What to do: Work through the material below and count the lines holding the word "Payments"; give that count and nothing more.

(Records contained in a dataset)
• • • • •

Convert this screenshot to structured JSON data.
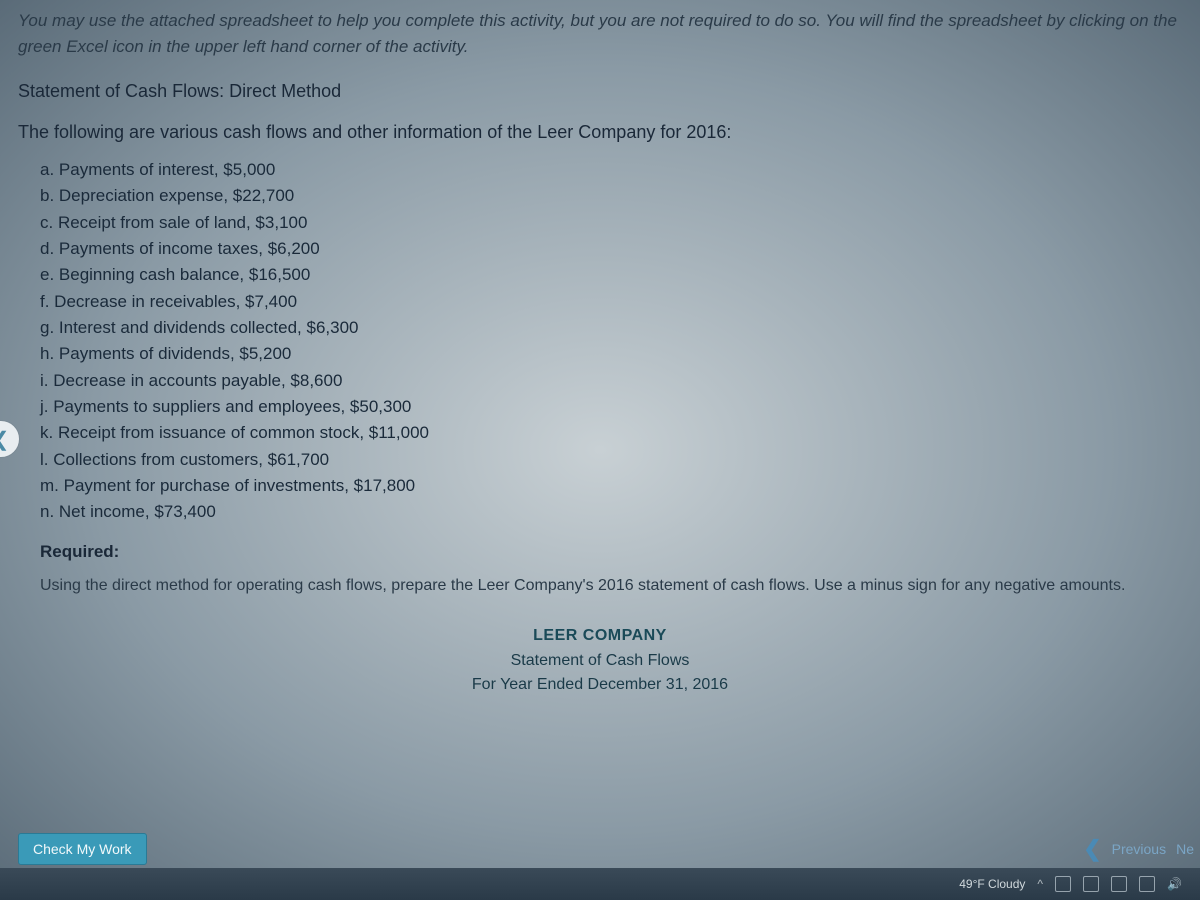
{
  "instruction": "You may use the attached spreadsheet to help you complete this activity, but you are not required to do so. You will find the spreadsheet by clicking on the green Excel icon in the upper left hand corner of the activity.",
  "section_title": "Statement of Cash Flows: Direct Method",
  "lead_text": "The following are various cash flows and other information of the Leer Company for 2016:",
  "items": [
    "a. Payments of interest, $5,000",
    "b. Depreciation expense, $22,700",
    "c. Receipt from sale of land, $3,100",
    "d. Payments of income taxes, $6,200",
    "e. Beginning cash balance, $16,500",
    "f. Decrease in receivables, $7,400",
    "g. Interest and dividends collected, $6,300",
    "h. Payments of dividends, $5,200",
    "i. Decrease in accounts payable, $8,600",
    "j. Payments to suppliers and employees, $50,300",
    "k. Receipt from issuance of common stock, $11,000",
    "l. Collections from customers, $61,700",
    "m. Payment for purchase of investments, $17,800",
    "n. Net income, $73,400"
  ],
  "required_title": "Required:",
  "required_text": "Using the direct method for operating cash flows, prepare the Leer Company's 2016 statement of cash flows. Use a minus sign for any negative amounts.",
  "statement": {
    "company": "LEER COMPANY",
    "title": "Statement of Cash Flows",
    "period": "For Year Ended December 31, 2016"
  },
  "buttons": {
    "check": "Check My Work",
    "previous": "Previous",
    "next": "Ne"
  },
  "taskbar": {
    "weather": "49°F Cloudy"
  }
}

• • • • •

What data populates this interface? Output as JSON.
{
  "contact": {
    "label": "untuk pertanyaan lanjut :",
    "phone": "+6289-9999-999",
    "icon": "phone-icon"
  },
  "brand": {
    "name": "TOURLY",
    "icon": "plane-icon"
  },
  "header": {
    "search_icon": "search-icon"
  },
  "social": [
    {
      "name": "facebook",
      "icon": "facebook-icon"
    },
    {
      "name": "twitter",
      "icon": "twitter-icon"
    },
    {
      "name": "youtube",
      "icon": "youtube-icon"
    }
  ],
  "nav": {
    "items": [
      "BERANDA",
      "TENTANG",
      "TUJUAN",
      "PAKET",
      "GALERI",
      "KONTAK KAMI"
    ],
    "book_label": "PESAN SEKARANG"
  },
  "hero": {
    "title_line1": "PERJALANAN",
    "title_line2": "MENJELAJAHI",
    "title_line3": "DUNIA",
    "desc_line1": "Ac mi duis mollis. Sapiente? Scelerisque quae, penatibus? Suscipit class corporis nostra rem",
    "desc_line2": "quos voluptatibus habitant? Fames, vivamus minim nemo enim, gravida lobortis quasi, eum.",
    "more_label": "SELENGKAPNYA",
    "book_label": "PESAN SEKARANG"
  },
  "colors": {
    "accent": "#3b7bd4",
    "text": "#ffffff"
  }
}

• • • • •

Completed task: 4